> What to work on:
Determine the number of lines in the listing below where the string "соединения" occurs; answer with the number alone.

Stored entries
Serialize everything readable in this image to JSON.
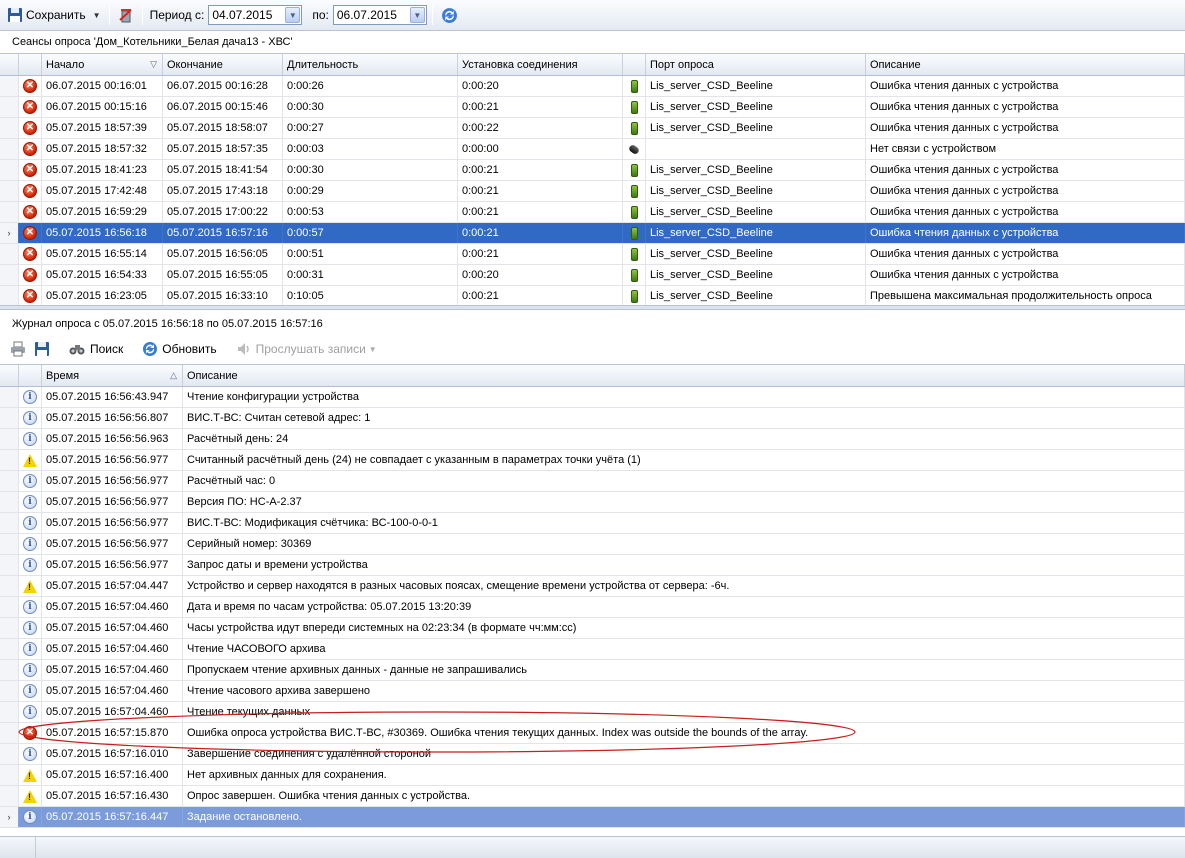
{
  "toolbar": {
    "save_label": "Сохранить",
    "period_from_label": "Период с:",
    "period_from_value": "04.07.2015",
    "period_to_label": "по:",
    "period_to_value": "06.07.2015"
  },
  "sessions": {
    "title": "Сеансы опроса 'Дом_Котельники_Белая дача13 - ХВС'",
    "columns": [
      "Начало",
      "Окончание",
      "Длительность",
      "Установка соединения",
      "Порт опроса",
      "Описание"
    ],
    "rows": [
      {
        "start": "06.07.2015 00:16:01",
        "end": "06.07.2015 00:16:28",
        "duration": "0:00:26",
        "connect": "0:00:20",
        "port": "Lis_server_CSD_Beeline",
        "desc": "Ошибка чтения данных с устройства"
      },
      {
        "start": "06.07.2015 00:15:16",
        "end": "06.07.2015 00:15:46",
        "duration": "0:00:30",
        "connect": "0:00:21",
        "port": "Lis_server_CSD_Beeline",
        "desc": "Ошибка чтения данных с устройства"
      },
      {
        "start": "05.07.2015 18:57:39",
        "end": "05.07.2015 18:58:07",
        "duration": "0:00:27",
        "connect": "0:00:22",
        "port": "Lis_server_CSD_Beeline",
        "desc": "Ошибка чтения данных с устройства"
      },
      {
        "start": "05.07.2015 18:57:32",
        "end": "05.07.2015 18:57:35",
        "duration": "0:00:03",
        "connect": "0:00:00",
        "port": "",
        "desc": "Нет связи с устройством"
      },
      {
        "start": "05.07.2015 18:41:23",
        "end": "05.07.2015 18:41:54",
        "duration": "0:00:30",
        "connect": "0:00:21",
        "port": "Lis_server_CSD_Beeline",
        "desc": "Ошибка чтения данных с устройства"
      },
      {
        "start": "05.07.2015 17:42:48",
        "end": "05.07.2015 17:43:18",
        "duration": "0:00:29",
        "connect": "0:00:21",
        "port": "Lis_server_CSD_Beeline",
        "desc": "Ошибка чтения данных с устройства"
      },
      {
        "start": "05.07.2015 16:59:29",
        "end": "05.07.2015 17:00:22",
        "duration": "0:00:53",
        "connect": "0:00:21",
        "port": "Lis_server_CSD_Beeline",
        "desc": "Ошибка чтения данных с устройства"
      },
      {
        "start": "05.07.2015 16:56:18",
        "end": "05.07.2015 16:57:16",
        "duration": "0:00:57",
        "connect": "0:00:21",
        "port": "Lis_server_CSD_Beeline",
        "desc": "Ошибка чтения данных с устройства"
      },
      {
        "start": "05.07.2015 16:55:14",
        "end": "05.07.2015 16:56:05",
        "duration": "0:00:51",
        "connect": "0:00:21",
        "port": "Lis_server_CSD_Beeline",
        "desc": "Ошибка чтения данных с устройства"
      },
      {
        "start": "05.07.2015 16:54:33",
        "end": "05.07.2015 16:55:05",
        "duration": "0:00:31",
        "connect": "0:00:20",
        "port": "Lis_server_CSD_Beeline",
        "desc": "Ошибка чтения данных с устройства"
      },
      {
        "start": "05.07.2015 16:23:05",
        "end": "05.07.2015 16:33:10",
        "duration": "0:10:05",
        "connect": "0:00:21",
        "port": "Lis_server_CSD_Beeline",
        "desc": "Превышена максимальная продолжительность опроса"
      }
    ]
  },
  "journal": {
    "title": "Журнал опроса с 05.07.2015 16:56:18 по 05.07.2015 16:57:16",
    "search_label": "Поиск",
    "refresh_label": "Обновить",
    "listen_label": "Прослушать записи",
    "columns": [
      "Время",
      "Описание"
    ],
    "rows": [
      {
        "time": "05.07.2015 16:56:43.947",
        "desc": "Чтение конфигурации устройства"
      },
      {
        "time": "05.07.2015 16:56:56.807",
        "desc": "ВИС.Т-ВС: Считан сетевой адрес: 1"
      },
      {
        "time": "05.07.2015 16:56:56.963",
        "desc": "Расчётный день: 24"
      },
      {
        "time": "05.07.2015 16:56:56.977",
        "desc": "Считанный расчётный день (24) не совпадает с указанным в параметрах точки учёта (1)"
      },
      {
        "time": "05.07.2015 16:56:56.977",
        "desc": "Расчётный час: 0"
      },
      {
        "time": "05.07.2015 16:56:56.977",
        "desc": "Версия ПО: НС-А-2.37"
      },
      {
        "time": "05.07.2015 16:56:56.977",
        "desc": "ВИС.Т-ВС: Модификация счётчика: ВС-100-0-0-1"
      },
      {
        "time": "05.07.2015 16:56:56.977",
        "desc": "Серийный номер: 30369"
      },
      {
        "time": "05.07.2015 16:56:56.977",
        "desc": "Запрос даты и времени устройства"
      },
      {
        "time": "05.07.2015 16:57:04.447",
        "desc": "Устройство и сервер находятся в разных часовых поясах, смещение времени устройства от сервера: -6ч."
      },
      {
        "time": "05.07.2015 16:57:04.460",
        "desc": "Дата и время по часам устройства: 05.07.2015 13:20:39"
      },
      {
        "time": "05.07.2015 16:57:04.460",
        "desc": "Часы устройства идут впереди системных на 02:23:34 (в формате чч:мм:сс)"
      },
      {
        "time": "05.07.2015 16:57:04.460",
        "desc": "Чтение ЧАСОВОГО архива"
      },
      {
        "time": "05.07.2015 16:57:04.460",
        "desc": "Пропускаем чтение архивных данных - данные не запрашивались"
      },
      {
        "time": "05.07.2015 16:57:04.460",
        "desc": "Чтение часового архива завершено"
      },
      {
        "time": "05.07.2015 16:57:04.460",
        "desc": "Чтение текущих данных"
      },
      {
        "time": "05.07.2015 16:57:15.870",
        "desc": "Ошибка опроса устройства ВИС.Т-ВС, #30369. Ошибка чтения текущих данных. Index was outside the bounds of the array."
      },
      {
        "time": "05.07.2015 16:57:16.010",
        "desc": "Завершение соединения с удалённой стороной"
      },
      {
        "time": "05.07.2015 16:57:16.400",
        "desc": "Нет архивных данных для сохранения."
      },
      {
        "time": "05.07.2015 16:57:16.430",
        "desc": "Опрос завершен. Ошибка чтения данных с устройства."
      },
      {
        "time": "05.07.2015 16:57:16.447",
        "desc": "Задание остановлено."
      }
    ]
  },
  "colors": {
    "selection": "#316ac5",
    "selection_inactive": "#7b9bdb",
    "annotation": "#c81e1e"
  }
}
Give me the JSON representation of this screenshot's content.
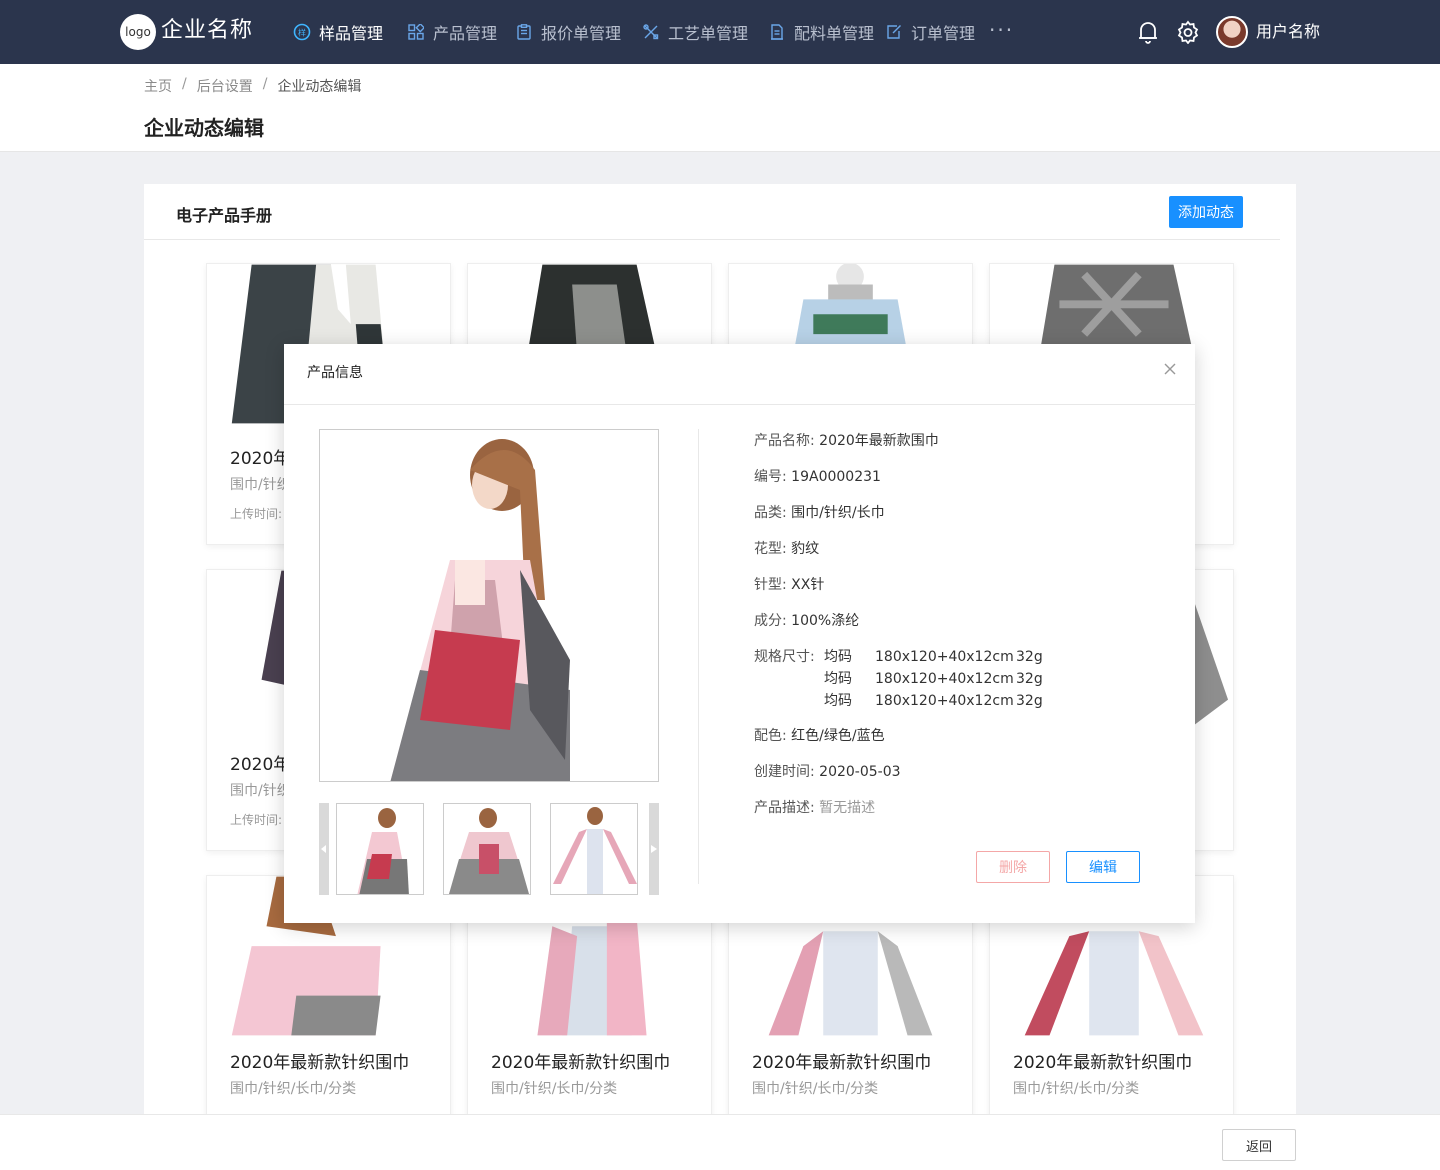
{
  "app": {
    "logo_text": "logo",
    "company_name": "企业名称",
    "username": "用户名称"
  },
  "nav": {
    "items": [
      {
        "label": "样品管理",
        "icon": "sample-icon",
        "active": true
      },
      {
        "label": "产品管理",
        "icon": "product-grid-icon",
        "active": false
      },
      {
        "label": "报价单管理",
        "icon": "clipboard-icon",
        "active": false
      },
      {
        "label": "工艺单管理",
        "icon": "tools-icon",
        "active": false
      },
      {
        "label": "配料单管理",
        "icon": "document-icon",
        "active": false
      },
      {
        "label": "订单管理",
        "icon": "edit-document-icon",
        "active": false
      }
    ],
    "more": "···"
  },
  "breadcrumb": {
    "items": [
      "主页",
      "后台设置",
      "企业动态编辑"
    ],
    "separator": "/"
  },
  "page": {
    "title": "企业动态编辑"
  },
  "panel": {
    "title": "电子产品手册",
    "add_button": "添加动态"
  },
  "cards": {
    "row1": [
      {
        "title": "2020年",
        "category": "围巾/针织",
        "upload": "上传时间:"
      },
      {
        "title": "",
        "category": "",
        "upload": ""
      },
      {
        "title": "",
        "category": "",
        "upload": ""
      },
      {
        "title": "",
        "category": "",
        "upload": ""
      }
    ],
    "row2": [
      {
        "title": "2020年",
        "category": "围巾/针织",
        "upload": "上传时间:"
      }
    ],
    "row3": [
      {
        "title": "2020年最新款针织围巾",
        "category": "围巾/针织/长巾/分类"
      },
      {
        "title": "2020年最新款针织围巾",
        "category": "围巾/针织/长巾/分类"
      },
      {
        "title": "2020年最新款针织围巾",
        "category": "围巾/针织/长巾/分类"
      },
      {
        "title": "2020年最新款针织围巾",
        "category": "围巾/针织/长巾/分类"
      }
    ]
  },
  "footer": {
    "back_button": "返回"
  },
  "modal": {
    "title": "产品信息",
    "fields": {
      "name_label": "产品名称:",
      "name": "2020年最新款围巾",
      "code_label": "编号:",
      "code": "19A0000231",
      "category_label": "品类:",
      "category": "围巾/针织/长巾",
      "pattern_label": "花型:",
      "pattern": "豹纹",
      "needle_label": "针型:",
      "needle": "XX针",
      "composition_label": "成分:",
      "composition": "100%涤纶",
      "spec_label": "规格尺寸:",
      "specs": [
        {
          "size": "均码",
          "dim": "180x120+40x12cm",
          "weight": "32g"
        },
        {
          "size": "均码",
          "dim": "180x120+40x12cm",
          "weight": "32g"
        },
        {
          "size": "均码",
          "dim": "180x120+40x12cm",
          "weight": "32g"
        }
      ],
      "color_label": "配色:",
      "color": "红色/绿色/蓝色",
      "created_label": "创建时间:",
      "created": "2020-05-03",
      "desc_label": "产品描述:",
      "desc": "暂无描述"
    },
    "delete_button": "删除",
    "edit_button": "编辑"
  },
  "colors": {
    "nav_bg": "#2b354d",
    "primary": "#1890ff",
    "danger_light": "#f4a7a7"
  }
}
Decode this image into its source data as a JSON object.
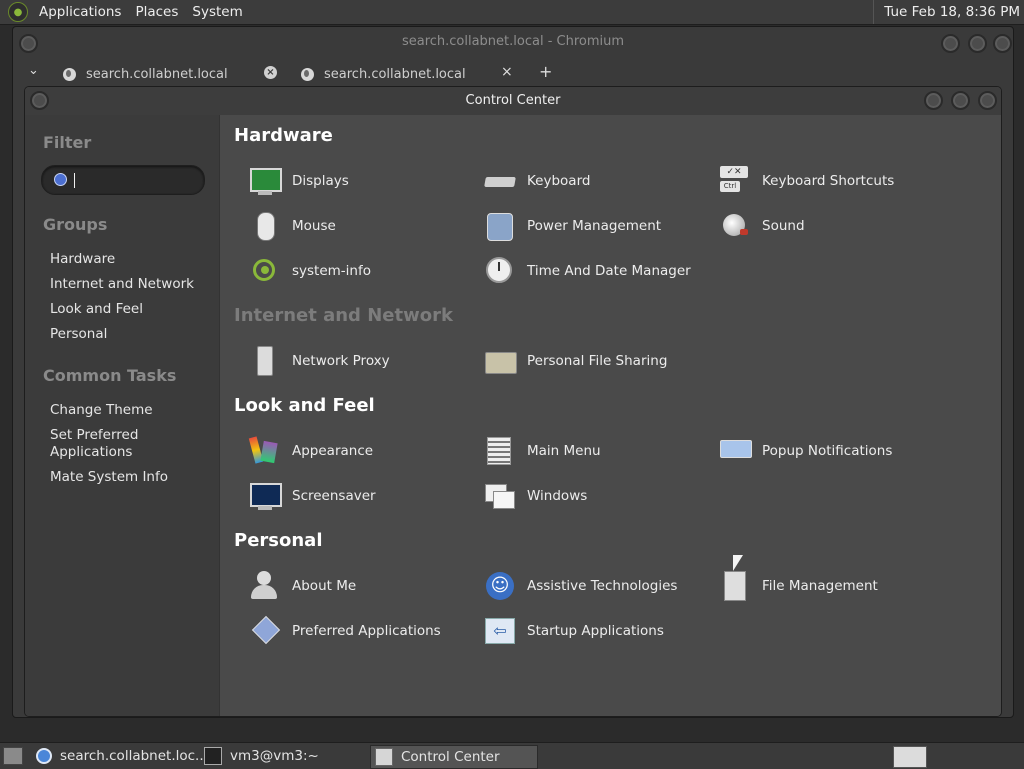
{
  "top_panel": {
    "menus": [
      "Applications",
      "Places",
      "System"
    ],
    "clock": "Tue Feb 18,  8:36 PM"
  },
  "chromium": {
    "title": "search.collabnet.local - Chromium",
    "tabs": [
      {
        "title": "search.collabnet.local",
        "close": "×"
      },
      {
        "title": "search.collabnet.local",
        "close": "×"
      }
    ],
    "tab_list_glyph": "⌄",
    "new_tab_glyph": "+"
  },
  "control_center": {
    "title": "Control Center",
    "sidebar": {
      "filter_heading": "Filter",
      "search_value": "",
      "groups_heading": "Groups",
      "groups": [
        "Hardware",
        "Internet and Network",
        "Look and Feel",
        "Personal"
      ],
      "tasks_heading": "Common Tasks",
      "tasks": [
        "Change Theme",
        "Set Preferred Applications",
        "Mate System Info"
      ]
    },
    "sections": {
      "hardware": {
        "title": "Hardware",
        "items": [
          {
            "label": "Displays",
            "icon": "display-icon"
          },
          {
            "label": "Keyboard",
            "icon": "keyboard-icon"
          },
          {
            "label": "Keyboard Shortcuts",
            "icon": "keyboard-shortcuts-icon"
          },
          {
            "label": "Mouse",
            "icon": "mouse-icon"
          },
          {
            "label": "Power Management",
            "icon": "power-icon"
          },
          {
            "label": "Sound",
            "icon": "sound-icon"
          },
          {
            "label": "system-info",
            "icon": "system-info-icon"
          },
          {
            "label": "Time And Date Manager",
            "icon": "clock-icon"
          }
        ]
      },
      "internet": {
        "title": "Internet and Network",
        "items": [
          {
            "label": "Network Proxy",
            "icon": "network-proxy-icon"
          },
          {
            "label": "Personal File Sharing",
            "icon": "folder-icon"
          }
        ]
      },
      "look": {
        "title": "Look and Feel",
        "items": [
          {
            "label": "Appearance",
            "icon": "appearance-icon"
          },
          {
            "label": "Main Menu",
            "icon": "main-menu-icon"
          },
          {
            "label": "Popup Notifications",
            "icon": "popup-icon"
          },
          {
            "label": "Screensaver",
            "icon": "screensaver-icon"
          },
          {
            "label": "Windows",
            "icon": "windows-icon"
          }
        ]
      },
      "personal": {
        "title": "Personal",
        "items": [
          {
            "label": "About Me",
            "icon": "about-me-icon"
          },
          {
            "label": "Assistive Technologies",
            "icon": "accessibility-icon"
          },
          {
            "label": "File Management",
            "icon": "file-management-icon"
          },
          {
            "label": "Preferred Applications",
            "icon": "preferred-apps-icon"
          },
          {
            "label": "Startup Applications",
            "icon": "startup-apps-icon"
          }
        ]
      }
    }
  },
  "taskbar": {
    "tasks": [
      {
        "label": "search.collabnet.loc...",
        "icon": "chromium-icon"
      },
      {
        "label": "vm3@vm3:~",
        "icon": "terminal-icon"
      },
      {
        "label": "Control Center",
        "icon": "control-center-icon"
      }
    ]
  },
  "colors": {
    "panel": "#3c3c3c",
    "window_bg": "#4a4a4a",
    "sidebar_bg": "#3b3b3b",
    "heading_dim": "#7c7c7c"
  }
}
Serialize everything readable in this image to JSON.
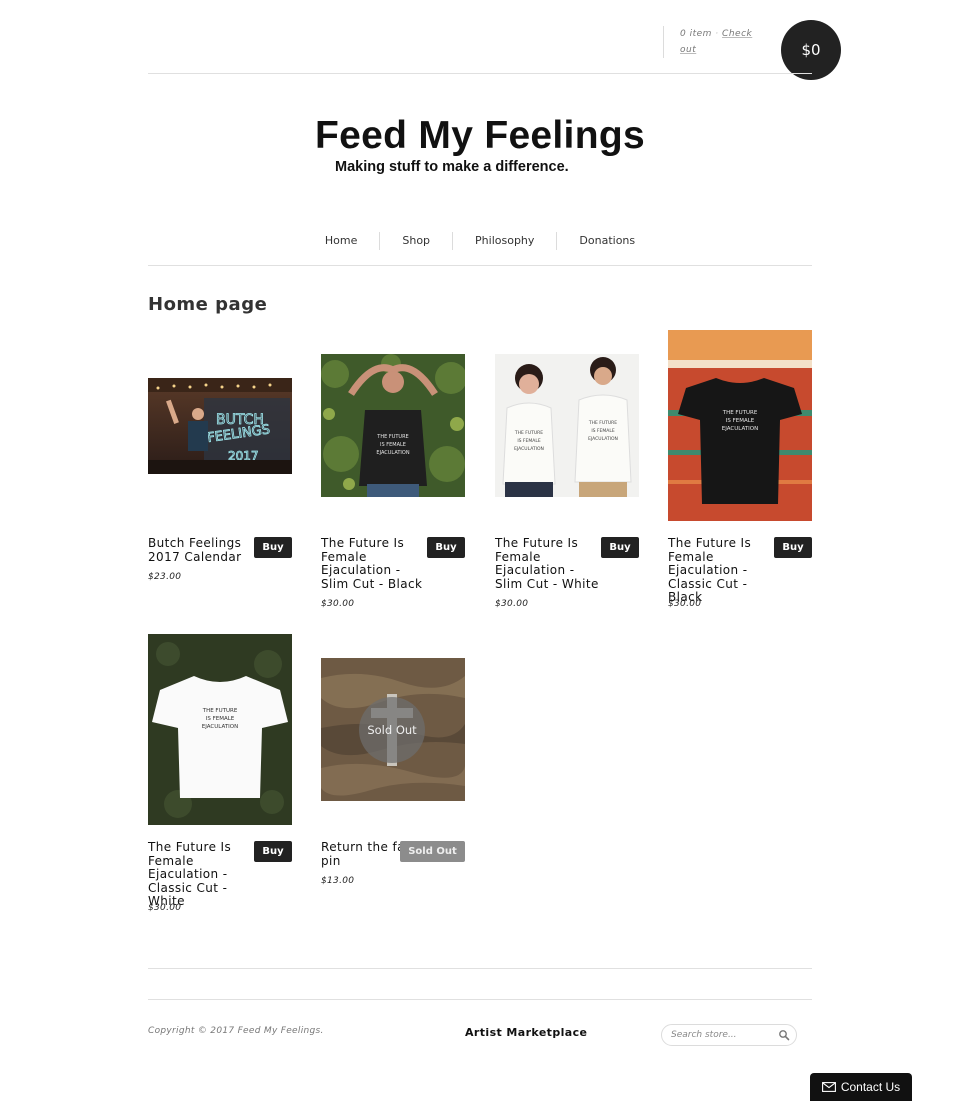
{
  "cart": {
    "count_text": "0 item",
    "separator": "·",
    "checkout_label": "Check out",
    "total": "$0"
  },
  "site": {
    "title": "Feed My Feelings",
    "tagline": "Making stuff to make a difference."
  },
  "nav": {
    "items": [
      "Home",
      "Shop",
      "Philosophy",
      "Donations"
    ]
  },
  "page": {
    "heading": "Home page"
  },
  "products": [
    {
      "name": "Butch Feelings 2017 Calendar",
      "price": "$23.00",
      "button": "Buy",
      "sold_out": false
    },
    {
      "name": "The Future Is Female Ejaculation - Slim Cut - Black",
      "price": "$30.00",
      "button": "Buy",
      "sold_out": false
    },
    {
      "name": "The Future Is Female Ejaculation - Slim Cut - White",
      "price": "$30.00",
      "button": "Buy",
      "sold_out": false
    },
    {
      "name": "The Future Is Female Ejaculation - Classic Cut - Black",
      "price": "$30.00",
      "button": "Buy",
      "sold_out": false
    },
    {
      "name": "The Future Is Female Ejaculation - Classic Cut - White",
      "price": "$30.00",
      "button": "Buy",
      "sold_out": false
    },
    {
      "name": "Return the favor pin",
      "price": "$13.00",
      "button": "Sold Out",
      "sold_out": true,
      "overlay": "Sold Out"
    }
  ],
  "shirt_print": [
    "THE FUTURE",
    "IS FEMALE",
    "EJACULATION"
  ],
  "calendar_sign": [
    "BUTCH",
    "FEELINGS",
    "2017"
  ],
  "footer": {
    "copyright": "Copyright © 2017 Feed My Feelings.",
    "marketplace": "Artist Marketplace",
    "search_placeholder": "Search store...",
    "contact_label": "Contact Us"
  },
  "icons": {
    "search": "search-icon",
    "mail": "mail-icon"
  }
}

> Reply:
2